» Exercise description: Return the entries below in their exact form, leaving the pictures out.

┄┄┄┄┄┄┄┄┄┄

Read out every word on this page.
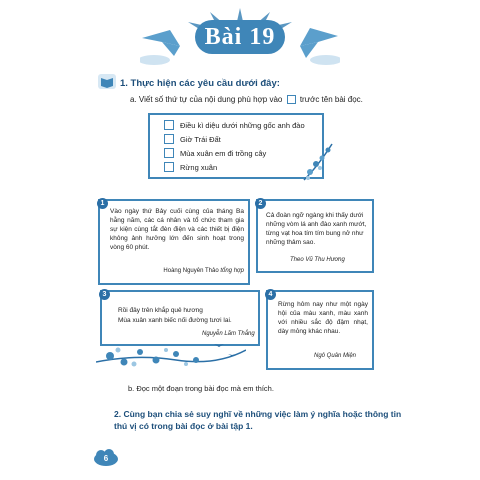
Bài 19
1. Thực hiện các yêu cầu dưới đây:
a. Viết số thứ tự của nội dung phù hợp vào trước tên bài đọc.
Điều kì diệu dưới những gốc anh đào
Giờ Trái Đất
Mùa xuân em đi trồng cây
Rừng xuân
1

Vào ngày thứ Bảy cuối cùng của tháng Ba hằng năm, các cá nhân và tổ chức tham gia sự kiện cùng tắt đèn điện và các thiết bị điện không ảnh hưởng lớn đến sinh hoạt trong vòng 60 phút.

Hoàng Nguyên Thảo tổng hợp
2

Cả đoàn ngỡ ngàng khi thấy dưới những vòm lá anh đào xanh mướt, từng vạt hoa tím tím bung nở như những thảm sao.

Theo Vũ Thu Hương
3

Rồi đây trên khắp quê hương

Mùa xuân xanh biếc nối đường tươi lai.

Nguyễn Lãm Thắng
4

Rừng hôm nay như một ngày hội của màu xanh, màu xanh với nhiều sắc độ đậm nhạt, dày mỏng khác nhau.

Ngô Quân Miện
b. Đọc một đoạn trong bài đọc mà em thích.
2. Cùng bạn chia sẻ suy nghĩ về những việc làm ý nghĩa hoặc thông tin thú vị có trong bài đọc ở bài tập 1.
6
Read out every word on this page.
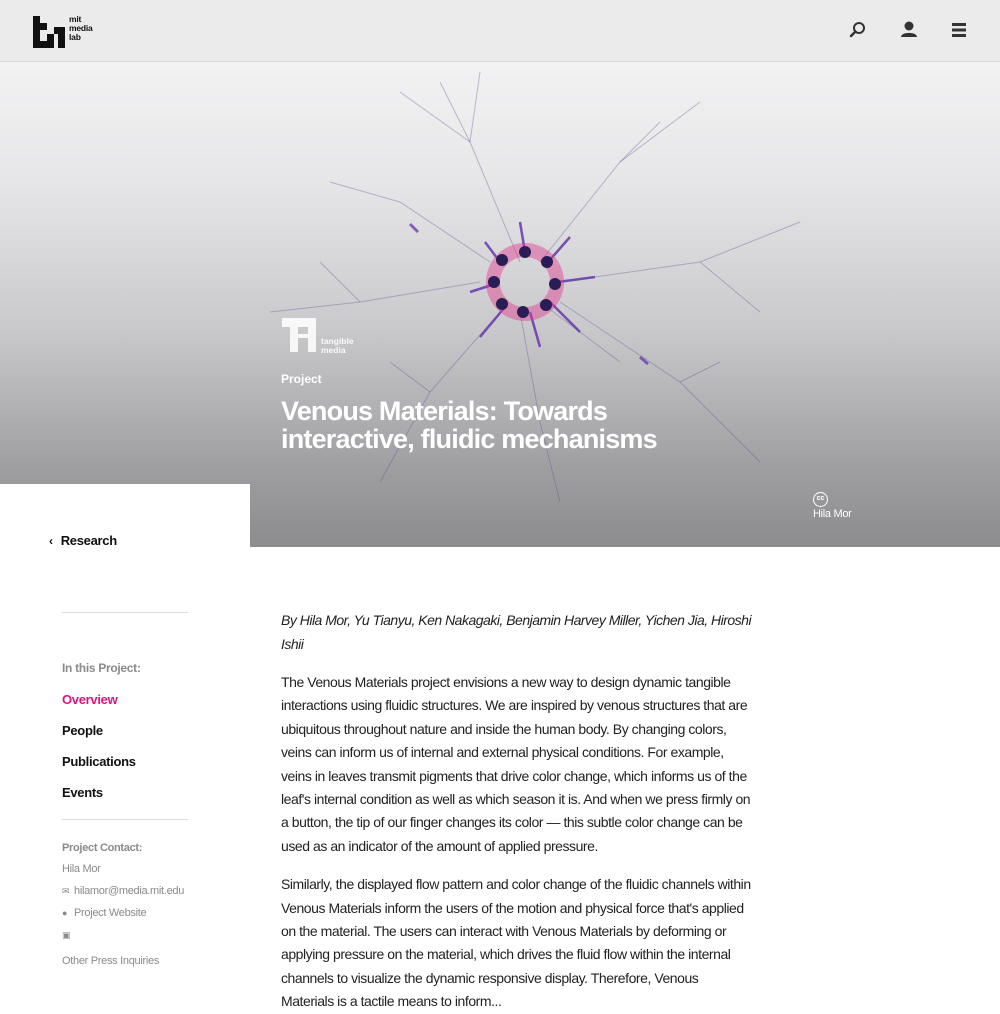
mit media lab
tangible media
Project
Venous Materials: Towards interactive, fluidic mechanisms
cc
Hila Mor
‹ Research
In this Project:
Overview
People
Publications
Events
Project Contact:
Hila Mor
✉ hilamor@media.mit.edu
● Project Website
▣
Other Press Inquiries
By Hila Mor, Yu Tianyu, Ken Nakagaki, Benjamin Harvey Miller, Yichen Jia, Hiroshi Ishii
The Venous Materials project envisions a new way to design dynamic tangible interactions using fluidic structures. We are inspired by venous structures that are ubiquitous throughout nature and inside the human body. By changing colors, veins can inform us of internal and external physical conditions. For example, veins in leaves transmit pigments that drive color change, which informs us of the leaf's internal condition as well as which season it is. And when we press firmly on a button, the tip of our finger changes its color — this subtle color change can be used as an indicator of the amount of applied pressure.
Similarly, the displayed flow pattern and color change of the fluidic channels within Venous Materials inform the users of the motion and physical force that's applied on the material. The users can interact with Venous Materials by deforming or applying pressure on the material, which drives the fluid flow within the internal channels to visualize the dynamic responsive display. Therefore, Venous Materials is a tactile means to inform...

┄┄┄┄┄┄┄┄┄┄

» Final result:
Read out every word on this page.
Bài 19
1. Thực hiện các yêu cầu dưới đây:
a. Viết số thứ tự của nội dung phù hợp vào trước tên bài đọc.
Điều kì diệu dưới những gốc anh đào
Giờ Trái Đất
Mùa xuân em đi trồng cây
Rừng xuân
1

Vào ngày thứ Bảy cuối cùng của tháng Ba hằng năm, các cá nhân và tổ chức tham gia sự kiện cùng tắt đèn điện và các thiết bị điện không ảnh hưởng lớn đến sinh hoạt trong vòng 60 phút.

Hoàng Nguyên Thảo tổng hợp
2

Cả đoàn ngỡ ngàng khi thấy dưới những vòm lá anh đào xanh mướt, từng vạt hoa tím tím bung nở như những thảm sao.

Theo Vũ Thu Hương
3

Rồi đây trên khắp quê hương

Mùa xuân xanh biếc nối đường tươi lai.

Nguyễn Lãm Thắng
4

Rừng hôm nay như một ngày hội của màu xanh, màu xanh với nhiều sắc độ đậm nhạt, dày mỏng khác nhau.

Ngô Quân Miện
b. Đọc một đoạn trong bài đọc mà em thích.
2. Cùng bạn chia sẻ suy nghĩ về những việc làm ý nghĩa hoặc thông tin thú vị có trong bài đọc ở bài tập 1.
6
Read out every word on this page.
mit media lab
tangible media
Project
Venous Materials: Towards interactive, fluidic mechanisms
cc
Hila Mor
‹ Research
In this Project:
Overview
People
Publications
Events
Project Contact:
Hila Mor
✉ hilamor@media.mit.edu
● Project Website
▣
Other Press Inquiries
By Hila Mor, Yu Tianyu, Ken Nakagaki, Benjamin Harvey Miller, Yichen Jia, Hiroshi Ishii
The Venous Materials project envisions a new way to design dynamic tangible interactions using fluidic structures. We are inspired by venous structures that are ubiquitous throughout nature and inside the human body. By changing colors, veins can inform us of internal and external physical conditions. For example, veins in leaves transmit pigments that drive color change, which informs us of the leaf's internal condition as well as which season it is. And when we press firmly on a button, the tip of our finger changes its color — this subtle color change can be used as an indicator of the amount of applied pressure.
Similarly, the displayed flow pattern and color change of the fluidic channels within Venous Materials inform the users of the motion and physical force that's applied on the material. The users can interact with Venous Materials by deforming or applying pressure on the material, which drives the fluid flow within the internal channels to visualize the dynamic responsive display. Therefore, Venous Materials is a tactile means to inform...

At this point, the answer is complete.